• [Problem to work on]: Reproduce each listing below word for word and line for line, omitting the pictures.

Annotated region listings
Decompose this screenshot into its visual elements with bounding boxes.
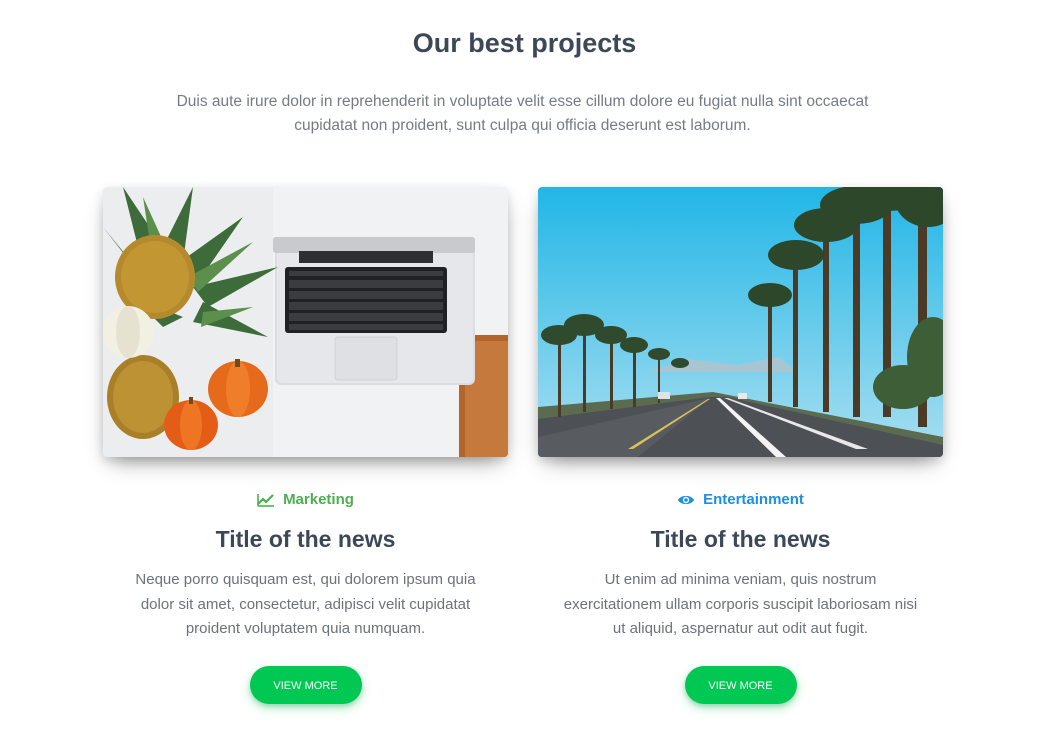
card-text: Ut enim ad minima veniam, quis nostrum e… — [563, 571, 918, 637]
laptop-pineapple-photo — [103, 187, 508, 457]
section-title: Our best projects — [412, 28, 637, 58]
card-image-laptop[interactable] — [103, 187, 508, 457]
trending-up-icon — [257, 493, 275, 507]
card-text: Neque porro quisquam est, qui dolorem ip… — [135, 571, 476, 637]
palm-road-photo — [538, 187, 943, 457]
category-label: Marketing — [283, 491, 354, 508]
project-card-marketing: Marketing Title of the news Neque porro … — [103, 187, 508, 704]
view-more-button[interactable]: View More — [684, 665, 797, 704]
card-title[interactable]: Title of the news — [538, 524, 943, 554]
category-label: Entertainment — [703, 491, 804, 508]
category-marketing: Marketing — [103, 490, 508, 510]
project-card-entertainment: Entertainment Title of the news Ut enim … — [538, 187, 943, 704]
eye-icon — [677, 493, 695, 507]
view-more-button[interactable]: View More — [249, 665, 362, 704]
category-entertainment: Entertainment — [538, 490, 943, 510]
card-image-road[interactable] — [538, 187, 943, 457]
card-title[interactable]: Title of the news — [103, 524, 508, 554]
projects-section: Our best projects Duis aute irure dolor … — [0, 0, 1049, 736]
section-description: Duis aute irure dolor in reprehenderit i… — [176, 93, 869, 134]
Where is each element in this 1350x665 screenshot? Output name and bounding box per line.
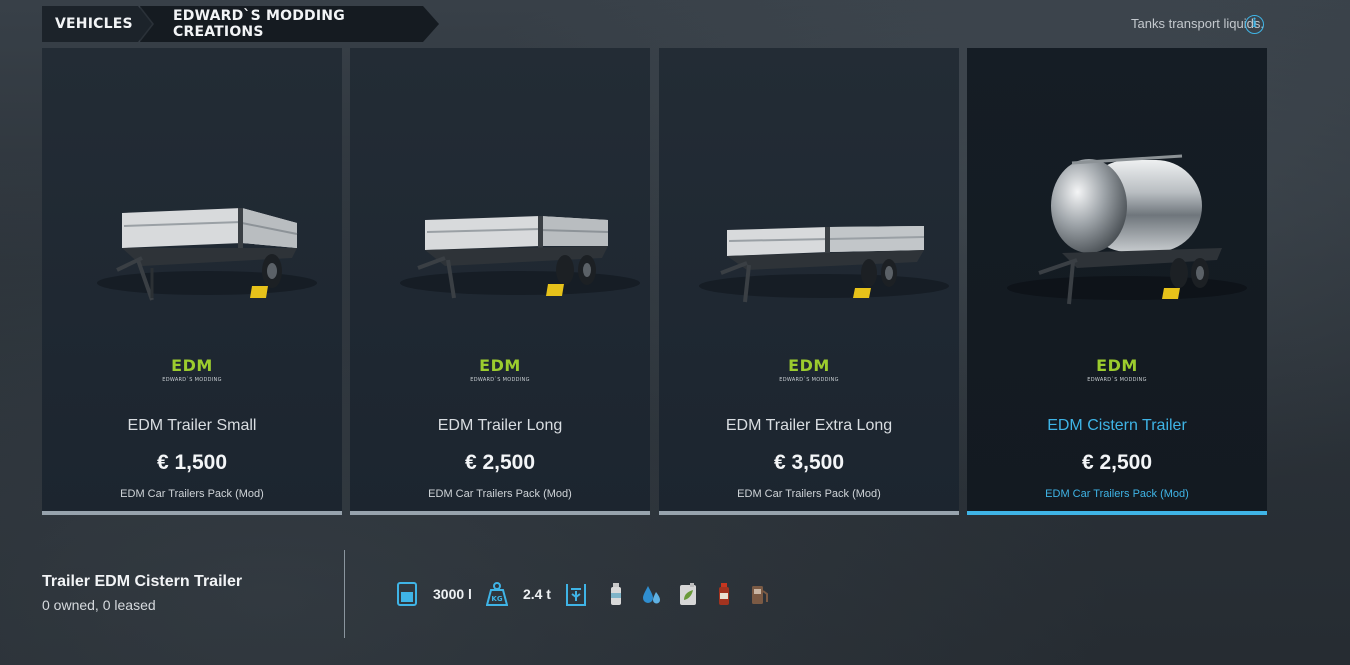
fuel-icon: [751, 586, 768, 604]
brand-logo: EDM EDWARD`S MODDING: [659, 356, 959, 383]
flatbed-trailer-long-image: [400, 216, 640, 299]
card-price: € 3,500: [773, 451, 845, 474]
cistern-trailer-image: [1007, 154, 1247, 305]
card-mod-source: EDM Car Trailers Pack (Mod): [1045, 488, 1189, 500]
card-mod-source: EDM Car Trailers Pack (Mod): [120, 488, 264, 500]
brand-subtitle: EDWARD`S MODDING: [162, 377, 222, 383]
capacity-icon: [397, 582, 417, 606]
brand-name: EDM: [788, 356, 830, 375]
brand-name: EDM: [1096, 356, 1138, 375]
divider: [344, 550, 345, 638]
card-selection-bar: [967, 511, 1267, 515]
brand-name: EDM: [479, 356, 521, 375]
flatbed-trailer-small-image: [97, 208, 317, 301]
card-price: € 1,500: [156, 451, 228, 474]
info-icon[interactable]: i: [1245, 15, 1264, 34]
brand-name: EDM: [171, 356, 213, 375]
brand-subtitle: EDWARD`S MODDING: [470, 377, 530, 383]
brand-subtitle: EDWARD`S MODDING: [1087, 377, 1147, 383]
capacity-value: 3000 l: [433, 586, 472, 602]
vehicle-card-trailer-long[interactable]: EDM EDWARD`S MODDING EDM Trailer Long € …: [350, 48, 650, 515]
card-mod-source: EDM Car Trailers Pack (Mod): [428, 488, 572, 500]
card-title: EDM Trailer Long: [437, 417, 563, 434]
vehicle-attributes: 3000 l KG 2.4 t: [396, 580, 785, 608]
card-price: € 2,500: [464, 451, 536, 474]
brand-logo: EDM EDWARD`S MODDING: [42, 356, 342, 383]
vehicle-card-cistern-trailer[interactable]: EDM EDWARD`S MODDING EDM Cistern Trailer…: [967, 48, 1267, 515]
liquid-fertilizer-icon: [610, 583, 621, 605]
vehicle-card-trailer-small[interactable]: EDM EDWARD`S MODDING EDM Trailer Small €…: [42, 48, 342, 515]
card-price: € 2,500: [1081, 451, 1153, 474]
card-title: EDM Cistern Trailer: [1047, 417, 1187, 434]
fill-type-icon: [565, 584, 586, 606]
brand-logo: EDM EDWARD`S MODDING: [967, 356, 1267, 383]
water-icon: [642, 586, 660, 604]
brand-logo: EDM EDWARD`S MODDING: [350, 356, 650, 383]
card-selection-bar: [42, 511, 342, 515]
flatbed-trailer-extra-long-image: [699, 226, 949, 303]
breadcrumb: VEHICLES EDWARD`S MODDING CREATIONS: [42, 6, 439, 42]
card-selection-bar: [659, 511, 959, 515]
ownership-status: 0 owned, 0 leased: [42, 597, 156, 613]
weight-value: 2.4 t: [522, 586, 551, 602]
weight-icon: KG: [485, 582, 508, 606]
card-mod-source: EDM Car Trailers Pack (Mod): [737, 488, 881, 500]
vehicle-detail-title: Trailer EDM Cistern Trailer: [42, 573, 243, 590]
vehicle-card-trailer-extra-long[interactable]: EDM EDWARD`S MODDING EDM Trailer Extra L…: [659, 48, 959, 515]
card-title: EDM Trailer Extra Long: [725, 417, 893, 434]
svg-text:KG: KG: [491, 595, 502, 603]
card-selection-bar: [350, 511, 650, 515]
brand-subtitle: EDWARD`S MODDING: [779, 377, 839, 383]
milk-bottle-icon: [718, 583, 729, 605]
breadcrumb-vehicles[interactable]: VEHICLES: [42, 6, 152, 42]
herbicide-icon: [679, 583, 696, 605]
card-title: EDM Trailer Small: [127, 417, 257, 434]
breadcrumb-brand[interactable]: EDWARD`S MODDING CREATIONS: [140, 6, 439, 42]
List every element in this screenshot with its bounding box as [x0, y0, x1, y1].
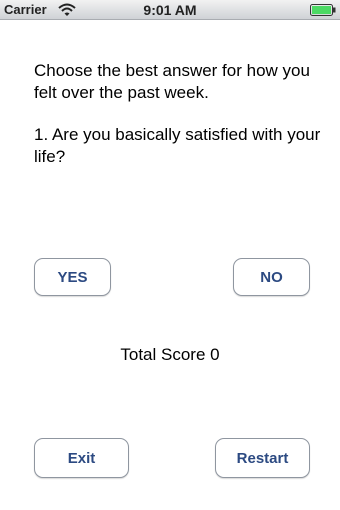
total-score: Total Score 0 — [120, 345, 220, 364]
battery-icon — [310, 4, 336, 16]
instruction-text: Choose the best answer for how you felt … — [34, 61, 310, 102]
yes-button[interactable]: YES — [34, 258, 111, 296]
status-bar: Carrier 9:01 AM — [0, 0, 340, 20]
restart-button[interactable]: Restart — [215, 438, 310, 478]
exit-button[interactable]: Exit — [34, 438, 129, 478]
status-time: 9:01 AM — [143, 2, 197, 18]
question-text: 1. Are you basically satisfied with your… — [34, 125, 321, 166]
no-button[interactable]: NO — [233, 258, 310, 296]
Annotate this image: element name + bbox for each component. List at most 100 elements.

• [Result of the task]:
Decompose this screenshot into its visual elements with bounding boxes.
card-text: Ut enim ad minima veniam, quis nostrum e… — [563, 571, 918, 637]
laptop-pineapple-photo — [103, 187, 508, 457]
section-title: Our best projects — [412, 28, 637, 58]
card-image-laptop[interactable] — [103, 187, 508, 457]
trending-up-icon — [257, 493, 275, 507]
card-text: Neque porro quisquam est, qui dolorem ip… — [135, 571, 476, 637]
palm-road-photo — [538, 187, 943, 457]
category-label: Marketing — [283, 491, 354, 508]
project-card-marketing: Marketing Title of the news Neque porro … — [103, 187, 508, 704]
view-more-button[interactable]: View More — [684, 665, 797, 704]
card-title[interactable]: Title of the news — [538, 524, 943, 554]
category-label: Entertainment — [703, 491, 804, 508]
category-marketing: Marketing — [103, 490, 508, 510]
project-card-entertainment: Entertainment Title of the news Ut enim … — [538, 187, 943, 704]
eye-icon — [677, 493, 695, 507]
view-more-button[interactable]: View More — [249, 665, 362, 704]
category-entertainment: Entertainment — [538, 490, 943, 510]
card-image-road[interactable] — [538, 187, 943, 457]
card-title[interactable]: Title of the news — [103, 524, 508, 554]
projects-section: Our best projects Duis aute irure dolor … — [0, 0, 1049, 736]
section-description: Duis aute irure dolor in reprehenderit i… — [176, 93, 869, 134]
Where is each element in this 1350x665 screenshot? Output name and bounding box per line.
fuel-icon: [751, 586, 768, 604]
brand-logo: EDM EDWARD`S MODDING: [659, 356, 959, 383]
flatbed-trailer-long-image: [400, 216, 640, 299]
card-price: € 3,500: [773, 451, 845, 474]
cistern-trailer-image: [1007, 154, 1247, 305]
card-mod-source: EDM Car Trailers Pack (Mod): [1045, 488, 1189, 500]
card-mod-source: EDM Car Trailers Pack (Mod): [120, 488, 264, 500]
brand-subtitle: EDWARD`S MODDING: [162, 377, 222, 383]
capacity-icon: [397, 582, 417, 606]
brand-name: EDM: [788, 356, 830, 375]
brand-name: EDM: [1096, 356, 1138, 375]
divider: [344, 550, 345, 638]
card-selection-bar: [967, 511, 1267, 515]
brand-name: EDM: [479, 356, 521, 375]
flatbed-trailer-small-image: [97, 208, 317, 301]
card-price: € 1,500: [156, 451, 228, 474]
info-icon[interactable]: i: [1245, 15, 1264, 34]
brand-name: EDM: [171, 356, 213, 375]
brand-subtitle: EDWARD`S MODDING: [470, 377, 530, 383]
brand-subtitle: EDWARD`S MODDING: [1087, 377, 1147, 383]
capacity-value: 3000 l: [433, 586, 472, 602]
vehicle-card-trailer-long[interactable]: EDM EDWARD`S MODDING EDM Trailer Long € …: [350, 48, 650, 515]
card-mod-source: EDM Car Trailers Pack (Mod): [428, 488, 572, 500]
card-title: EDM Trailer Long: [437, 417, 563, 434]
vehicle-attributes: 3000 l KG 2.4 t: [396, 580, 785, 608]
card-price: € 2,500: [464, 451, 536, 474]
brand-logo: EDM EDWARD`S MODDING: [42, 356, 342, 383]
vehicle-card-cistern-trailer[interactable]: EDM EDWARD`S MODDING EDM Cistern Trailer…: [967, 48, 1267, 515]
liquid-fertilizer-icon: [610, 583, 621, 605]
vehicle-card-trailer-small[interactable]: EDM EDWARD`S MODDING EDM Trailer Small €…: [42, 48, 342, 515]
card-price: € 2,500: [1081, 451, 1153, 474]
card-title: EDM Cistern Trailer: [1047, 417, 1187, 434]
fill-type-icon: [565, 584, 586, 606]
brand-logo: EDM EDWARD`S MODDING: [967, 356, 1267, 383]
water-icon: [642, 586, 660, 604]
brand-logo: EDM EDWARD`S MODDING: [350, 356, 650, 383]
card-selection-bar: [42, 511, 342, 515]
flatbed-trailer-extra-long-image: [699, 226, 949, 303]
breadcrumb: VEHICLES EDWARD`S MODDING CREATIONS: [42, 6, 439, 42]
card-selection-bar: [659, 511, 959, 515]
ownership-status: 0 owned, 0 leased: [42, 597, 156, 613]
weight-value: 2.4 t: [522, 586, 551, 602]
weight-icon: KG: [485, 582, 508, 606]
card-mod-source: EDM Car Trailers Pack (Mod): [737, 488, 881, 500]
vehicle-detail-title: Trailer EDM Cistern Trailer: [42, 573, 243, 590]
vehicle-card-trailer-extra-long[interactable]: EDM EDWARD`S MODDING EDM Trailer Extra L…: [659, 48, 959, 515]
card-title: EDM Trailer Extra Long: [725, 417, 893, 434]
svg-text:KG: KG: [491, 595, 502, 603]
card-selection-bar: [350, 511, 650, 515]
brand-subtitle: EDWARD`S MODDING: [779, 377, 839, 383]
milk-bottle-icon: [718, 583, 729, 605]
breadcrumb-vehicles[interactable]: VEHICLES: [42, 6, 152, 42]
herbicide-icon: [679, 583, 696, 605]
card-title: EDM Trailer Small: [127, 417, 257, 434]
breadcrumb-brand[interactable]: EDWARD`S MODDING CREATIONS: [140, 6, 439, 42]
List every element in this screenshot with its bounding box as [x0, y0, x1, y1].
total-score: Total Score 0 — [120, 345, 220, 364]
battery-icon — [310, 4, 336, 16]
instruction-text: Choose the best answer for how you felt … — [34, 61, 310, 102]
yes-button[interactable]: YES — [34, 258, 111, 296]
status-bar: Carrier 9:01 AM — [0, 0, 340, 20]
restart-button[interactable]: Restart — [215, 438, 310, 478]
exit-button[interactable]: Exit — [34, 438, 129, 478]
status-time: 9:01 AM — [143, 2, 197, 18]
question-text: 1. Are you basically satisfied with your… — [34, 125, 321, 166]
no-button[interactable]: NO — [233, 258, 310, 296]
Annotate this image: element name + bbox for each component. List at most 100 elements.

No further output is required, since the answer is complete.